Stated goal = Please copy every one of the items below line for line, changing nothing.
## Start Recorded data
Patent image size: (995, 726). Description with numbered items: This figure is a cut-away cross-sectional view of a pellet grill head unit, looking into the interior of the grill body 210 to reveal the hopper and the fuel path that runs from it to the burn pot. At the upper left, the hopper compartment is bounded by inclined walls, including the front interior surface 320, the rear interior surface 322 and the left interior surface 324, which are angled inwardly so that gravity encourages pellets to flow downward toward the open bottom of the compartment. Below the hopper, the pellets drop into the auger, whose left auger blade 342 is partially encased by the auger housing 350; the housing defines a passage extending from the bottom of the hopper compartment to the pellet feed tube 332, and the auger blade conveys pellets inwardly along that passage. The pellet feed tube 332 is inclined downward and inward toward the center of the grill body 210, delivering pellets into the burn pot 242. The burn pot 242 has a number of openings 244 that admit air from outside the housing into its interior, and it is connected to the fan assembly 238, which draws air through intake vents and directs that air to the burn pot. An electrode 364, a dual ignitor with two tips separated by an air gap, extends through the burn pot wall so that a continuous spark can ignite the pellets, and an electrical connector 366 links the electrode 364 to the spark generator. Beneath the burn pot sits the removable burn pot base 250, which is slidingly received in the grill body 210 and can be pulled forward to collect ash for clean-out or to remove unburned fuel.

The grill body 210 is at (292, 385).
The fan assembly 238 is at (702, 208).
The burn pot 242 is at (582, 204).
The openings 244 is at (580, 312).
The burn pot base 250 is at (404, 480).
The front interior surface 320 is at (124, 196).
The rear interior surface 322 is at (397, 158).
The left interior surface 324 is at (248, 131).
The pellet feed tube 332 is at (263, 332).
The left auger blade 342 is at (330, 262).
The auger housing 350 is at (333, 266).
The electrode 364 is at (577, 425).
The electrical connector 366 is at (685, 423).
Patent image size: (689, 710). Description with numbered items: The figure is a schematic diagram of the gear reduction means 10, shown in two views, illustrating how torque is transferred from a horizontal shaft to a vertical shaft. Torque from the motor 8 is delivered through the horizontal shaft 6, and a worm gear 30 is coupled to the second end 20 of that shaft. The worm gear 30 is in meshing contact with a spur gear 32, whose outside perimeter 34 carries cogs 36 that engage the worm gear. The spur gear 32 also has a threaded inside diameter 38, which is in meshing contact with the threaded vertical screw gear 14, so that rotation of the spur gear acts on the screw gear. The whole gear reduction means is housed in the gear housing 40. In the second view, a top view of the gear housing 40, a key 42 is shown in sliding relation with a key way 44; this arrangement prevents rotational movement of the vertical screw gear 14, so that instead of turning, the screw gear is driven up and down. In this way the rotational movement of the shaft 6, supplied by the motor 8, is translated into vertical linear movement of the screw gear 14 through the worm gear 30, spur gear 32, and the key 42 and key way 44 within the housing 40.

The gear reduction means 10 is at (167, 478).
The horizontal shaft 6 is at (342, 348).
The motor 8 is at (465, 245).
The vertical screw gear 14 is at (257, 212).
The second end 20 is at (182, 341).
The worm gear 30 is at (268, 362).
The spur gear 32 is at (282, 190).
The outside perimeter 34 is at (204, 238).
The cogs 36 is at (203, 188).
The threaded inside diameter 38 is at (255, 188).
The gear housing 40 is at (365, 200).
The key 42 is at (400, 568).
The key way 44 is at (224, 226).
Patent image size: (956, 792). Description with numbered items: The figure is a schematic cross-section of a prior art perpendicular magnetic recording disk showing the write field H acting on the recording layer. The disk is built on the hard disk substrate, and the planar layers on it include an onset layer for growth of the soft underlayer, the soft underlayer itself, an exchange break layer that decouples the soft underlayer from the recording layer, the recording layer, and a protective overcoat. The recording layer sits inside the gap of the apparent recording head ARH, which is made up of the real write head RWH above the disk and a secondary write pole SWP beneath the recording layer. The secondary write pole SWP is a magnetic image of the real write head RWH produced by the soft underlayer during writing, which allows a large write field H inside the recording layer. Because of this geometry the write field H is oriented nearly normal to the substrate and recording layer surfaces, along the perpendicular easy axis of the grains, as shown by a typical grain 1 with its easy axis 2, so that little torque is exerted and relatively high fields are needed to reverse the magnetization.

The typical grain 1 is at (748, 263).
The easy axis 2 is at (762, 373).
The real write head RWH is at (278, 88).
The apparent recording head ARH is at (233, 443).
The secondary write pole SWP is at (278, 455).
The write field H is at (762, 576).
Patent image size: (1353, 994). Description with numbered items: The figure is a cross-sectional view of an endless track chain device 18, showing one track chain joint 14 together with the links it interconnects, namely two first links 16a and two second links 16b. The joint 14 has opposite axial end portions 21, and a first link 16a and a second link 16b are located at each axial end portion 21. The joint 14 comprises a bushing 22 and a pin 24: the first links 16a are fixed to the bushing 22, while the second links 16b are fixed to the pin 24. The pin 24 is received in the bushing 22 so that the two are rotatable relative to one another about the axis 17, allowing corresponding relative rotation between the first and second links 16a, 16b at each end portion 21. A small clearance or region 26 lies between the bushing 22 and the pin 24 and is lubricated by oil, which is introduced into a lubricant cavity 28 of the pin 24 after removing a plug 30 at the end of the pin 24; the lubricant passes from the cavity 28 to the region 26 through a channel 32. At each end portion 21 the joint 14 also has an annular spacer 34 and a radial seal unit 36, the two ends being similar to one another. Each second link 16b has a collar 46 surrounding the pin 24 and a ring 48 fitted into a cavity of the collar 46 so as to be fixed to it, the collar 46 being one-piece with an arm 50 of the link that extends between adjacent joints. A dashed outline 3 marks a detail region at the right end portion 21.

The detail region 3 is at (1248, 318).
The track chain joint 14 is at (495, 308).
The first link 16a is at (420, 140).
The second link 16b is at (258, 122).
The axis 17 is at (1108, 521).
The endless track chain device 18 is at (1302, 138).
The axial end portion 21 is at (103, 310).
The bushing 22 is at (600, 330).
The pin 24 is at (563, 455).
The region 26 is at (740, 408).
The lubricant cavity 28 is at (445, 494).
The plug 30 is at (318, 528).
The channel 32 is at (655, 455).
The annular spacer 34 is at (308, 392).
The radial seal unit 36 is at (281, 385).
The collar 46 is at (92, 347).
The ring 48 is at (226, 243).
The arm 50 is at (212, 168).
## End Recorded data
Output of the exercise =
Patent image size: (995, 726). Description with numbered items: This figure is a cut-away cross-sectional view of a pellet grill head unit, looking into the interior of the grill body 210 to reveal the hopper and the fuel path that runs from it to the burn pot. At the upper left, the hopper compartment is bounded by inclined walls, including the front interior surface 320, the rear interior surface 322 and the left interior surface 324, which are angled inwardly so that gravity encourages pellets to flow downward toward the open bottom of the compartment. Below the hopper, the pellets drop into the auger, whose left auger blade 342 is partially encased by the auger housing 350; the housing defines a passage extending from the bottom of the hopper compartment to the pellet feed tube 332, and the auger blade conveys pellets inwardly along that passage. The pellet feed tube 332 is inclined downward and inward toward the center of the grill body 210, delivering pellets into the burn pot 242. The burn pot 242 has a number of openings 244 that admit air from outside the housing into its interior, and it is connected to the fan assembly 238, which draws air through intake vents and directs that air to the burn pot. An electrode 364, a dual ignitor with two tips separated by an air gap, extends through the burn pot wall so that a continuous spark can ignite the pellets, and an electrical connector 366 links the electrode 364 to the spark generator. Beneath the burn pot sits the removable burn pot base 250, which is slidingly received in the grill body 210 and can be pulled forward to collect ash for clean-out or to remove unburned fuel.

The grill body 210 is at (292, 385).
The fan assembly 238 is at (702, 208).
The burn pot 242 is at (582, 204).
The openings 244 is at (580, 312).
The burn pot base 250 is at (404, 480).
The front interior surface 320 is at (124, 196).
The rear interior surface 322 is at (397, 158).
The left interior surface 324 is at (248, 131).
The pellet feed tube 332 is at (263, 332).
The left auger blade 342 is at (330, 262).
The auger housing 350 is at (333, 266).
The electrode 364 is at (577, 425).
The electrical connector 366 is at (685, 423).
Patent image size: (689, 710). Description with numbered items: The figure is a schematic diagram of the gear reduction means 10, shown in two views, illustrating how torque is transferred from a horizontal shaft to a vertical shaft. Torque from the motor 8 is delivered through the horizontal shaft 6, and a worm gear 30 is coupled to the second end 20 of that shaft. The worm gear 30 is in meshing contact with a spur gear 32, whose outside perimeter 34 carries cogs 36 that engage the worm gear. The spur gear 32 also has a threaded inside diameter 38, which is in meshing contact with the threaded vertical screw gear 14, so that rotation of the spur gear acts on the screw gear. The whole gear reduction means is housed in the gear housing 40. In the second view, a top view of the gear housing 40, a key 42 is shown in sliding relation with a key way 44; this arrangement prevents rotational movement of the vertical screw gear 14, so that instead of turning, the screw gear is driven up and down. In this way the rotational movement of the shaft 6, supplied by the motor 8, is translated into vertical linear movement of the screw gear 14 through the worm gear 30, spur gear 32, and the key 42 and key way 44 within the housing 40.

The gear reduction means 10 is at (167, 478).
The horizontal shaft 6 is at (342, 348).
The motor 8 is at (465, 245).
The vertical screw gear 14 is at (257, 212).
The second end 20 is at (182, 341).
The worm gear 30 is at (268, 362).
The spur gear 32 is at (282, 190).
The outside perimeter 34 is at (204, 238).
The cogs 36 is at (203, 188).
The threaded inside diameter 38 is at (255, 188).
The gear housing 40 is at (365, 200).
The key 42 is at (400, 568).
The key way 44 is at (224, 226).
Patent image size: (956, 792). Description with numbered items: The figure is a schematic cross-section of a prior art perpendicular magnetic recording disk showing the write field H acting on the recording layer. The disk is built on the hard disk substrate, and the planar layers on it include an onset layer for growth of the soft underlayer, the soft underlayer itself, an exchange break layer that decouples the soft underlayer from the recording layer, the recording layer, and a protective overcoat. The recording layer sits inside the gap of the apparent recording head ARH, which is made up of the real write head RWH above the disk and a secondary write pole SWP beneath the recording layer. The secondary write pole SWP is a magnetic image of the real write head RWH produced by the soft underlayer during writing, which allows a large write field H inside the recording layer. Because of this geometry the write field H is oriented nearly normal to the substrate and recording layer surfaces, along the perpendicular easy axis of the grains, as shown by a typical grain 1 with its easy axis 2, so that little torque is exerted and relatively high fields are needed to reverse the magnetization.

The typical grain 1 is at (748, 263).
The easy axis 2 is at (762, 373).
The real write head RWH is at (278, 88).
The apparent recording head ARH is at (233, 443).
The secondary write pole SWP is at (278, 455).
The write field H is at (762, 576).
Patent image size: (1353, 994). Description with numbered items: The figure is a cross-sectional view of an endless track chain device 18, showing one track chain joint 14 together with the links it interconnects, namely two first links 16a and two second links 16b. The joint 14 has opposite axial end portions 21, and a first link 16a and a second link 16b are located at each axial end portion 21. The joint 14 comprises a bushing 22 and a pin 24: the first links 16a are fixed to the bushing 22, while the second links 16b are fixed to the pin 24. The pin 24 is received in the bushing 22 so that the two are rotatable relative to one another about the axis 17, allowing corresponding relative rotation between the first and second links 16a, 16b at each end portion 21. A small clearance or region 26 lies between the bushing 22 and the pin 24 and is lubricated by oil, which is introduced into a lubricant cavity 28 of the pin 24 after removing a plug 30 at the end of the pin 24; the lubricant passes from the cavity 28 to the region 26 through a channel 32. At each end portion 21 the joint 14 also has an annular spacer 34 and a radial seal unit 36, the two ends being similar to one another. Each second link 16b has a collar 46 surrounding the pin 24 and a ring 48 fitted into a cavity of the collar 46 so as to be fixed to it, the collar 46 being one-piece with an arm 50 of the link that extends between adjacent joints. A dashed outline 3 marks a detail region at the right end portion 21.

The detail region 3 is at (1248, 318).
The track chain joint 14 is at (495, 308).
The first link 16a is at (420, 140).
The second link 16b is at (258, 122).
The axis 17 is at (1108, 521).
The endless track chain device 18 is at (1302, 138).
The axial end portion 21 is at (103, 310).
The bushing 22 is at (600, 330).
The pin 24 is at (563, 455).
The region 26 is at (740, 408).
The lubricant cavity 28 is at (445, 494).
The plug 30 is at (318, 528).
The channel 32 is at (655, 455).
The annular spacer 34 is at (308, 392).
The radial seal unit 36 is at (281, 385).
The collar 46 is at (92, 347).
The ring 48 is at (226, 243).
The arm 50 is at (212, 168).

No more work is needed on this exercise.